Identify the lines containing the word "this". Copy each one.
## Begin
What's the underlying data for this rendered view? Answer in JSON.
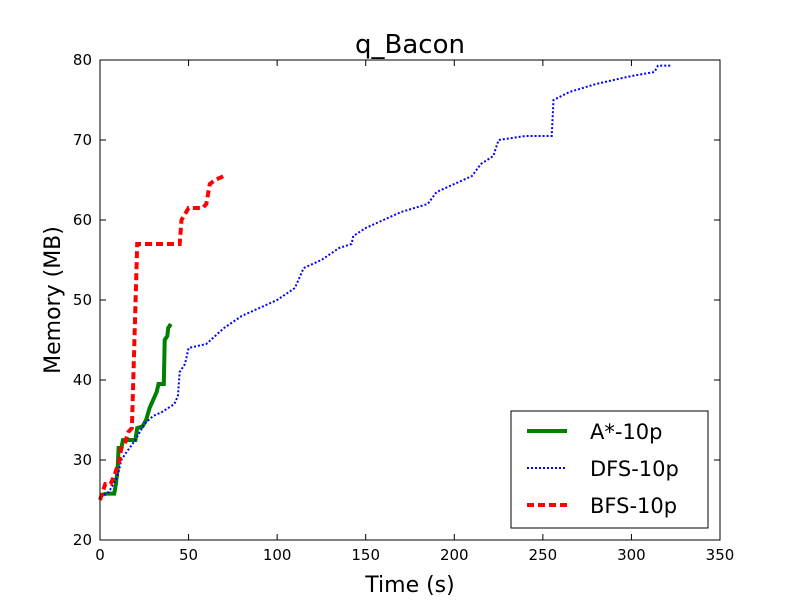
{
  "chart_data": {
    "type": "line",
    "title": "q_Bacon",
    "xlabel": "Time (s)",
    "ylabel": "Memory (MB)",
    "xlim": [
      0,
      350
    ],
    "ylim": [
      20,
      80
    ],
    "xticks": [
      0,
      50,
      100,
      150,
      200,
      250,
      300,
      350
    ],
    "yticks": [
      20,
      30,
      40,
      50,
      60,
      70,
      80
    ],
    "grid": false,
    "legend": "lower right",
    "series": [
      {
        "name": "A*-10p",
        "color": "#008000",
        "linestyle": "solid",
        "points": [
          [
            0,
            25.6
          ],
          [
            4,
            25.8
          ],
          [
            8,
            25.8
          ],
          [
            9,
            27
          ],
          [
            10,
            29
          ],
          [
            10.5,
            31.5
          ],
          [
            12,
            31.5
          ],
          [
            13,
            32.5
          ],
          [
            20,
            32.5
          ],
          [
            21,
            34
          ],
          [
            24,
            34.2
          ],
          [
            26,
            35
          ],
          [
            28,
            36.5
          ],
          [
            30,
            37.5
          ],
          [
            32,
            38.5
          ],
          [
            33,
            39.5
          ],
          [
            36,
            39.5
          ],
          [
            36.5,
            45
          ],
          [
            38,
            45.5
          ],
          [
            38.5,
            46.5
          ],
          [
            40,
            47
          ]
        ]
      },
      {
        "name": "DFS-10p",
        "color": "#0000ff",
        "linestyle": "dotted",
        "points": [
          [
            0,
            25.5
          ],
          [
            5,
            26
          ],
          [
            10,
            28
          ],
          [
            12,
            30
          ],
          [
            15,
            31
          ],
          [
            20,
            32.5
          ],
          [
            25,
            34.5
          ],
          [
            30,
            35.5
          ],
          [
            35,
            36
          ],
          [
            42,
            37
          ],
          [
            44,
            38
          ],
          [
            45,
            41
          ],
          [
            48,
            42
          ],
          [
            50,
            44
          ],
          [
            60,
            44.5
          ],
          [
            70,
            46.5
          ],
          [
            80,
            48
          ],
          [
            90,
            49
          ],
          [
            100,
            50
          ],
          [
            110,
            51.5
          ],
          [
            115,
            54
          ],
          [
            125,
            55
          ],
          [
            135,
            56.5
          ],
          [
            142,
            57
          ],
          [
            143,
            58
          ],
          [
            150,
            59
          ],
          [
            160,
            60
          ],
          [
            170,
            61
          ],
          [
            185,
            62
          ],
          [
            190,
            63.5
          ],
          [
            200,
            64.5
          ],
          [
            210,
            65.5
          ],
          [
            215,
            67
          ],
          [
            222,
            68
          ],
          [
            225,
            70
          ],
          [
            240,
            70.5
          ],
          [
            255,
            70.5
          ],
          [
            256,
            75
          ],
          [
            265,
            76
          ],
          [
            280,
            77
          ],
          [
            290,
            77.5
          ],
          [
            300,
            78
          ],
          [
            313,
            78.5
          ],
          [
            315,
            79.3
          ],
          [
            322,
            79.3
          ]
        ]
      },
      {
        "name": "BFS-10p",
        "color": "#ff0000",
        "linestyle": "dashed",
        "points": [
          [
            0,
            25
          ],
          [
            3,
            27
          ],
          [
            6,
            27
          ],
          [
            8,
            28
          ],
          [
            11,
            30
          ],
          [
            12,
            31.5
          ],
          [
            14,
            32
          ],
          [
            16,
            33.5
          ],
          [
            18,
            34
          ],
          [
            21,
            57
          ],
          [
            45,
            57
          ],
          [
            46,
            60
          ],
          [
            50,
            61.5
          ],
          [
            58,
            61.5
          ],
          [
            60,
            62
          ],
          [
            62,
            64.5
          ],
          [
            65,
            65
          ],
          [
            70,
            65.5
          ]
        ]
      }
    ]
  }
}
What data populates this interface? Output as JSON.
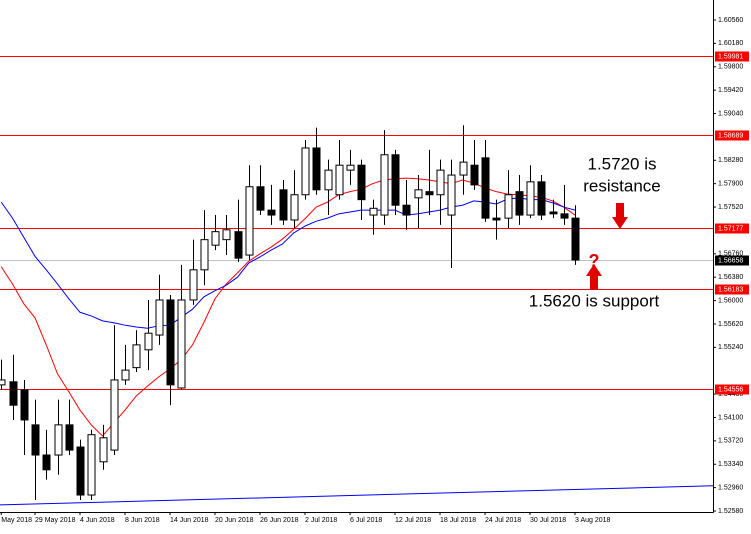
{
  "chart_data": {
    "type": "candlestick",
    "categories": [
      "May 2018",
      null,
      null,
      "29 May 2018",
      null,
      null,
      null,
      "4 Jun 2018",
      null,
      null,
      null,
      "8 Jun 2018",
      null,
      null,
      null,
      "14 Jun 2018",
      null,
      null,
      null,
      "20 Jun 2018",
      null,
      null,
      null,
      "26 Jun 2018",
      null,
      null,
      null,
      "2 Jul 2018",
      null,
      null,
      null,
      "6 Jul 2018",
      null,
      null,
      null,
      "12 Jul 2018",
      null,
      null,
      null,
      "18 Jul 2018",
      null,
      null,
      null,
      "24 Jul 2018",
      null,
      null,
      null,
      "30 Jul 2018",
      null,
      null,
      null,
      "3 Aug 2018"
    ],
    "open": [
      1.5463,
      1.5468,
      1.5455,
      1.5398,
      1.5349,
      1.5349,
      1.5398,
      1.5362,
      1.5284,
      1.5338,
      1.5357,
      1.5471,
      1.5491,
      1.552,
      1.5544,
      1.5601,
      1.5458,
      1.5601,
      1.565,
      1.569,
      1.5699,
      1.5712,
      1.5674,
      1.5785,
      1.5747,
      1.578,
      1.5731,
      1.5772,
      1.5848,
      1.578,
      1.5772,
      1.5812,
      1.582,
      1.5739,
      1.5739,
      1.5837,
      1.5755,
      1.5767,
      1.5777,
      1.5772,
      1.5739,
      1.5804,
      1.582,
      1.5832,
      1.5734,
      1.5734,
      1.5777,
      1.5739,
      1.5793,
      1.5744,
      1.5741,
      1.5734
    ],
    "high": [
      1.5504,
      1.5512,
      1.5471,
      1.5439,
      1.539,
      1.5439,
      1.5439,
      1.5374,
      1.539,
      1.5398,
      1.556,
      1.5528,
      1.5552,
      1.5601,
      1.5642,
      1.5609,
      1.5658,
      1.5699,
      1.5747,
      1.5739,
      1.5739,
      1.5764,
      1.582,
      1.582,
      1.5788,
      1.5796,
      1.5812,
      1.5861,
      1.5881,
      1.5829,
      1.5861,
      1.5845,
      1.5829,
      1.5764,
      1.5877,
      1.5845,
      1.5796,
      1.5804,
      1.5845,
      1.5829,
      1.5829,
      1.5885,
      1.5861,
      1.5861,
      1.5764,
      1.5812,
      1.5804,
      1.582,
      1.5804,
      1.5764,
      1.5788,
      1.5755
    ],
    "low": [
      1.5455,
      1.5406,
      1.5349,
      1.5276,
      1.5309,
      1.5317,
      1.5349,
      1.5276,
      1.5276,
      1.5325,
      1.5349,
      1.5463,
      1.5484,
      1.5487,
      1.5528,
      1.543,
      1.5455,
      1.5593,
      1.5625,
      1.5682,
      1.5674,
      1.5663,
      1.5666,
      1.5739,
      1.5723,
      1.5723,
      1.5718,
      1.5764,
      1.5772,
      1.5739,
      1.5764,
      1.5788,
      1.5731,
      1.5707,
      1.5723,
      1.5739,
      1.5715,
      1.5718,
      1.5739,
      1.5723,
      1.5653,
      1.5772,
      1.578,
      1.5728,
      1.5699,
      1.5718,
      1.5723,
      1.5734,
      1.5731,
      1.5734,
      1.5723,
      1.5658
    ],
    "close": [
      1.5471,
      1.543,
      1.5406,
      1.5349,
      1.5325,
      1.5398,
      1.5357,
      1.5284,
      1.5382,
      1.5377,
      1.5471,
      1.5487,
      1.5528,
      1.5547,
      1.5601,
      1.5463,
      1.5601,
      1.565,
      1.5699,
      1.5712,
      1.5715,
      1.5669,
      1.5785,
      1.5747,
      1.5739,
      1.5731,
      1.5772,
      1.5848,
      1.578,
      1.5812,
      1.582,
      1.582,
      1.5764,
      1.575,
      1.5837,
      1.5755,
      1.5739,
      1.578,
      1.5772,
      1.5812,
      1.5804,
      1.5825,
      1.5788,
      1.5734,
      1.5731,
      1.5772,
      1.5739,
      1.5793,
      1.5739,
      1.5741,
      1.5734,
      1.5666
    ],
    "up_color": "#ffffff",
    "down_color": "#000000",
    "wick_color": "#000000",
    "lines": [
      {
        "color": "#ff0000",
        "values": [
          1.5655,
          1.5627,
          1.5595,
          1.5572,
          1.5528,
          1.5481,
          1.5452,
          1.5422,
          1.5398,
          1.538,
          1.5401,
          1.5422,
          1.5445,
          1.5461,
          1.5476,
          1.5489,
          1.5504,
          1.5528,
          1.5564,
          1.5603,
          1.5627,
          1.5645,
          1.5664,
          1.5676,
          1.5687,
          1.57,
          1.5716,
          1.5733,
          1.5752,
          1.576,
          1.5772,
          1.5777,
          1.5781,
          1.579,
          1.5796,
          1.5798,
          1.5799,
          1.5798,
          1.5796,
          1.5793,
          1.579,
          1.5796,
          1.5791,
          1.5783,
          1.5777,
          1.5773,
          1.5772,
          1.577,
          1.5768,
          1.5762,
          1.5752,
          1.5739
        ]
      },
      {
        "color": "#0000ff",
        "values": [
          1.576,
          1.5734,
          1.5703,
          1.5672,
          1.565,
          1.5627,
          1.5603,
          1.5581,
          1.5575,
          1.5567,
          1.5564,
          1.556,
          1.5557,
          1.5555,
          1.5559,
          1.556,
          1.5573,
          1.5586,
          1.5606,
          1.5616,
          1.5625,
          1.5638,
          1.5661,
          1.5671,
          1.5682,
          1.5692,
          1.571,
          1.5721,
          1.5729,
          1.5734,
          1.5741,
          1.5744,
          1.5747,
          1.5747,
          1.5747,
          1.5747,
          1.5739,
          1.5741,
          1.5744,
          1.5747,
          1.5752,
          1.5755,
          1.5762,
          1.576,
          1.5757,
          1.5765,
          1.5767,
          1.5764,
          1.5764,
          1.5759,
          1.5752,
          1.5747
        ]
      }
    ],
    "levels": [
      {
        "value": 1.59981,
        "label": "1.59981",
        "color": "#ff0000"
      },
      {
        "value": 1.58689,
        "label": "1.58689",
        "color": "#ff0000"
      },
      {
        "value": 1.57177,
        "label": "1.57177",
        "color": "#ff0000"
      },
      {
        "value": 1.56183,
        "label": "1.56183",
        "color": "#ff0000"
      },
      {
        "value": 1.54556,
        "label": "1.54556",
        "color": "#ff0000"
      }
    ],
    "current_price": {
      "value": 1.56658,
      "label": "1.56658",
      "color": "#c0c0c0"
    },
    "trendline": {
      "color": "#0000ff",
      "start": 1.5268,
      "end": 1.5299
    },
    "ylim": [
      1.52564,
      1.60885
    ],
    "yticks": [
      {
        "value": 1.6056,
        "label": "1.60560"
      },
      {
        "value": 1.6018,
        "label": "1.60180"
      },
      {
        "value": 1.598,
        "label": "1.59800"
      },
      {
        "value": 1.5942,
        "label": "1.59420"
      },
      {
        "value": 1.5904,
        "label": "1.59040"
      },
      {
        "value": 1.5828,
        "label": "1.58280"
      },
      {
        "value": 1.579,
        "label": "1.57900"
      },
      {
        "value": 1.5752,
        "label": "1.57520"
      },
      {
        "value": 1.5676,
        "label": "1.56760"
      },
      {
        "value": 1.5638,
        "label": "1.56380"
      },
      {
        "value": 1.56,
        "label": "1.56000"
      },
      {
        "value": 1.5562,
        "label": "1.55620"
      },
      {
        "value": 1.5524,
        "label": "1.55240"
      },
      {
        "value": 1.5448,
        "label": "1.54480"
      },
      {
        "value": 1.541,
        "label": "1.54100"
      },
      {
        "value": 1.5372,
        "label": "1.53720"
      },
      {
        "value": 1.5334,
        "label": "1.53340"
      },
      {
        "value": 1.5296,
        "label": "1.52960"
      },
      {
        "value": 1.5258,
        "label": "1.52580"
      }
    ],
    "annotations": {
      "resistance": [
        "1.5720 is",
        "resistance"
      ],
      "question": "?",
      "support": "1.5620 is support"
    }
  }
}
## End
**Expected output:**
What's the underlying data for this rendered view? Answer in JSON.
What data populates this interface? Output as JSON.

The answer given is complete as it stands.